Your instructions
Copy nothing but the text: repeat each entry exactly and drop the images.
#####
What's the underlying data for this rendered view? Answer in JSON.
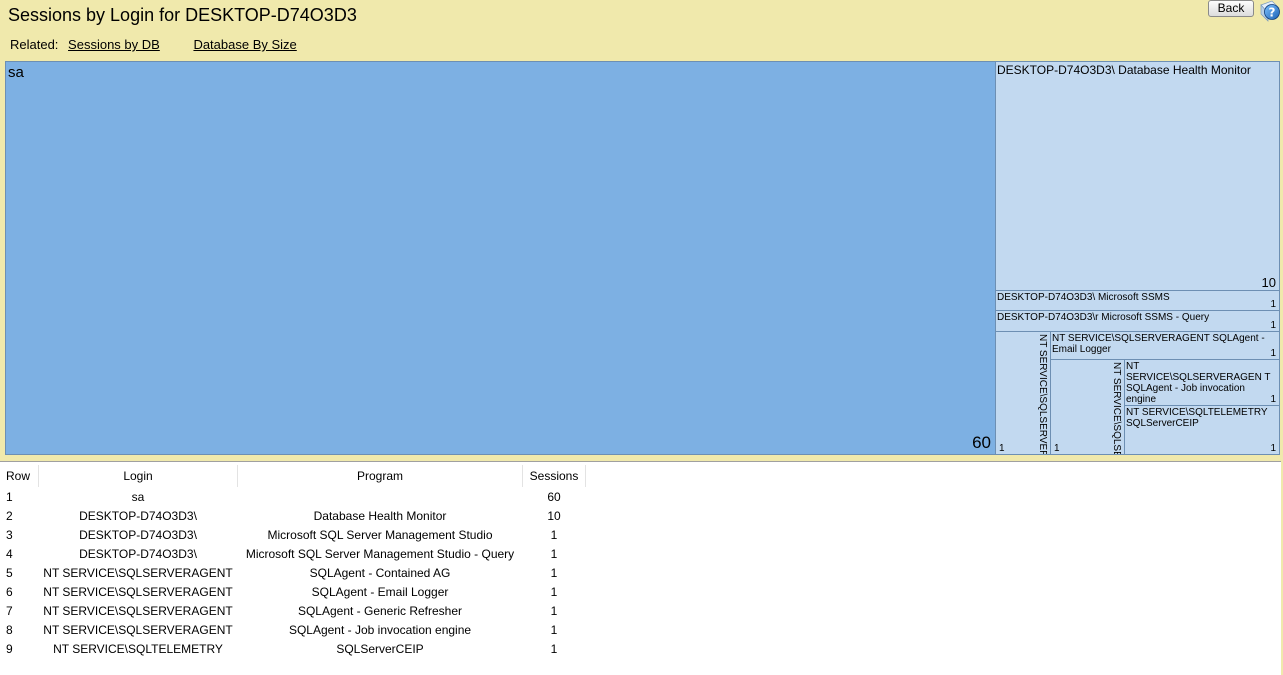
{
  "header": {
    "title": "Sessions by Login for DESKTOP-D74O3D3",
    "back_label": "Back"
  },
  "related": {
    "label": "Related:",
    "links": [
      "Sessions by DB",
      "Database By Size"
    ]
  },
  "chart_data": {
    "type": "treemap",
    "nodes": [
      {
        "row": 1,
        "login": "sa",
        "program": "",
        "value": 60
      },
      {
        "row": 2,
        "login": "DESKTOP-D74O3D3\\",
        "program": "Database Health Monitor",
        "value": 10
      },
      {
        "row": 3,
        "login": "DESKTOP-D74O3D3\\",
        "program": "Microsoft SSMS",
        "value": 1
      },
      {
        "row": 4,
        "login": "DESKTOP-D74O3D3\\r",
        "program": "Microsoft SSMS - Query",
        "value": 1
      },
      {
        "row": 5,
        "login": "NT SERVICE\\SQLSERVER AGENT",
        "program": "SQLAgent - Contained AG",
        "value": 1
      },
      {
        "row": 6,
        "login": "NT SERVICE\\SQLSERVERAGENT",
        "program": "SQLAgent - Email Logger",
        "value": 1
      },
      {
        "row": 7,
        "login": "NT SERVICE\\SQLSE RVERAGENT",
        "program": "SQLAgent - Generic Refresher",
        "value": 1
      },
      {
        "row": 8,
        "login": "NT SERVICE\\SQLSERVERAGEN T",
        "program": "SQLAgent - Job invocation engine",
        "value": 1
      },
      {
        "row": 9,
        "login": "NT SERVICE\\SQLTELEMETRY",
        "program": "SQLServerCEIP",
        "value": 1
      }
    ],
    "tiles": [
      {
        "text": "sa",
        "value": 60,
        "big": true
      },
      {
        "text": "DESKTOP-D74O3D3\\          Database Health Monitor",
        "value": 10
      },
      {
        "text": "DESKTOP-D74O3D3\\          Microsoft SSMS",
        "value": 1
      },
      {
        "text": "DESKTOP-D74O3D3\\r          Microsoft SSMS - Query",
        "value": 1
      },
      {
        "text": "NT SERVICE\\SQLSERVER AGENT SQLAgent - Contained AG",
        "value": 1,
        "vertical": true
      },
      {
        "text": "NT SERVICE\\SQLSERVERAGENT SQLAgent - Email Logger",
        "value": 1
      },
      {
        "text": "NT SERVICE\\SQLSE RVERAGENT SQLAgent - Generic Refresher",
        "value": 1,
        "vertical": true
      },
      {
        "text": "NT SERVICE\\SQLSERVERAGEN T SQLAgent - Job invocation engine",
        "value": 1
      },
      {
        "text": "NT SERVICE\\SQLTELEMETRY SQLServerCEIP",
        "value": 1
      }
    ]
  },
  "table": {
    "columns": [
      "Row",
      "Login",
      "Program",
      "Sessions"
    ],
    "rows": [
      [
        "1",
        "sa",
        "",
        "60"
      ],
      [
        "2",
        "DESKTOP-D74O3D3\\",
        "Database Health Monitor",
        "10"
      ],
      [
        "3",
        "DESKTOP-D74O3D3\\",
        "Microsoft SQL Server Management Studio",
        "1"
      ],
      [
        "4",
        "DESKTOP-D74O3D3\\",
        "Microsoft SQL Server Management Studio - Query",
        "1"
      ],
      [
        "5",
        "NT SERVICE\\SQLSERVERAGENT",
        "SQLAgent - Contained AG",
        "1"
      ],
      [
        "6",
        "NT SERVICE\\SQLSERVERAGENT",
        "SQLAgent - Email Logger",
        "1"
      ],
      [
        "7",
        "NT SERVICE\\SQLSERVERAGENT",
        "SQLAgent - Generic Refresher",
        "1"
      ],
      [
        "8",
        "NT SERVICE\\SQLSERVERAGENT",
        "SQLAgent - Job invocation engine",
        "1"
      ],
      [
        "9",
        "NT SERVICE\\SQLTELEMETRY",
        "SQLServerCEIP",
        "1"
      ]
    ]
  },
  "icons": {
    "help": "help-icon"
  },
  "colors": {
    "background": "#f0e9ac",
    "tile_large": "#7db0e3",
    "tile_small": "#c2d9f0",
    "tile_border": "#6d8fb3"
  }
}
#####
Solution to this exercise
What's the underlying data for this rendered view? Answer in JSON.
{
  "header": {
    "title": "Sessions by Login for DESKTOP-D74O3D3",
    "back_label": "Back"
  },
  "related": {
    "label": "Related:",
    "links": [
      "Sessions by DB",
      "Database By Size"
    ]
  },
  "chart_data": {
    "type": "treemap",
    "nodes": [
      {
        "row": 1,
        "login": "sa",
        "program": "",
        "value": 60
      },
      {
        "row": 2,
        "login": "DESKTOP-D74O3D3\\",
        "program": "Database Health Monitor",
        "value": 10
      },
      {
        "row": 3,
        "login": "DESKTOP-D74O3D3\\",
        "program": "Microsoft SSMS",
        "value": 1
      },
      {
        "row": 4,
        "login": "DESKTOP-D74O3D3\\r",
        "program": "Microsoft SSMS - Query",
        "value": 1
      },
      {
        "row": 5,
        "login": "NT SERVICE\\SQLSERVER AGENT",
        "program": "SQLAgent - Contained AG",
        "value": 1
      },
      {
        "row": 6,
        "login": "NT SERVICE\\SQLSERVERAGENT",
        "program": "SQLAgent - Email Logger",
        "value": 1
      },
      {
        "row": 7,
        "login": "NT SERVICE\\SQLSE RVERAGENT",
        "program": "SQLAgent - Generic Refresher",
        "value": 1
      },
      {
        "row": 8,
        "login": "NT SERVICE\\SQLSERVERAGEN T",
        "program": "SQLAgent - Job invocation engine",
        "value": 1
      },
      {
        "row": 9,
        "login": "NT SERVICE\\SQLTELEMETRY",
        "program": "SQLServerCEIP",
        "value": 1
      }
    ],
    "tiles": [
      {
        "text": "sa",
        "value": 60,
        "big": true
      },
      {
        "text": "DESKTOP-D74O3D3\\          Database Health Monitor",
        "value": 10
      },
      {
        "text": "DESKTOP-D74O3D3\\          Microsoft SSMS",
        "value": 1
      },
      {
        "text": "DESKTOP-D74O3D3\\r          Microsoft SSMS - Query",
        "value": 1
      },
      {
        "text": "NT SERVICE\\SQLSERVER AGENT SQLAgent - Contained AG",
        "value": 1,
        "vertical": true
      },
      {
        "text": "NT SERVICE\\SQLSERVERAGENT SQLAgent - Email Logger",
        "value": 1
      },
      {
        "text": "NT SERVICE\\SQLSE RVERAGENT SQLAgent - Generic Refresher",
        "value": 1,
        "vertical": true
      },
      {
        "text": "NT SERVICE\\SQLSERVERAGEN T SQLAgent - Job invocation engine",
        "value": 1
      },
      {
        "text": "NT SERVICE\\SQLTELEMETRY SQLServerCEIP",
        "value": 1
      }
    ]
  },
  "table": {
    "columns": [
      "Row",
      "Login",
      "Program",
      "Sessions"
    ],
    "rows": [
      [
        "1",
        "sa",
        "",
        "60"
      ],
      [
        "2",
        "DESKTOP-D74O3D3\\",
        "Database Health Monitor",
        "10"
      ],
      [
        "3",
        "DESKTOP-D74O3D3\\",
        "Microsoft SQL Server Management Studio",
        "1"
      ],
      [
        "4",
        "DESKTOP-D74O3D3\\",
        "Microsoft SQL Server Management Studio - Query",
        "1"
      ],
      [
        "5",
        "NT SERVICE\\SQLSERVERAGENT",
        "SQLAgent - Contained AG",
        "1"
      ],
      [
        "6",
        "NT SERVICE\\SQLSERVERAGENT",
        "SQLAgent - Email Logger",
        "1"
      ],
      [
        "7",
        "NT SERVICE\\SQLSERVERAGENT",
        "SQLAgent - Generic Refresher",
        "1"
      ],
      [
        "8",
        "NT SERVICE\\SQLSERVERAGENT",
        "SQLAgent - Job invocation engine",
        "1"
      ],
      [
        "9",
        "NT SERVICE\\SQLTELEMETRY",
        "SQLServerCEIP",
        "1"
      ]
    ]
  },
  "icons": {
    "help": "help-icon"
  },
  "colors": {
    "background": "#f0e9ac",
    "tile_large": "#7db0e3",
    "tile_small": "#c2d9f0",
    "tile_border": "#6d8fb3"
  }
}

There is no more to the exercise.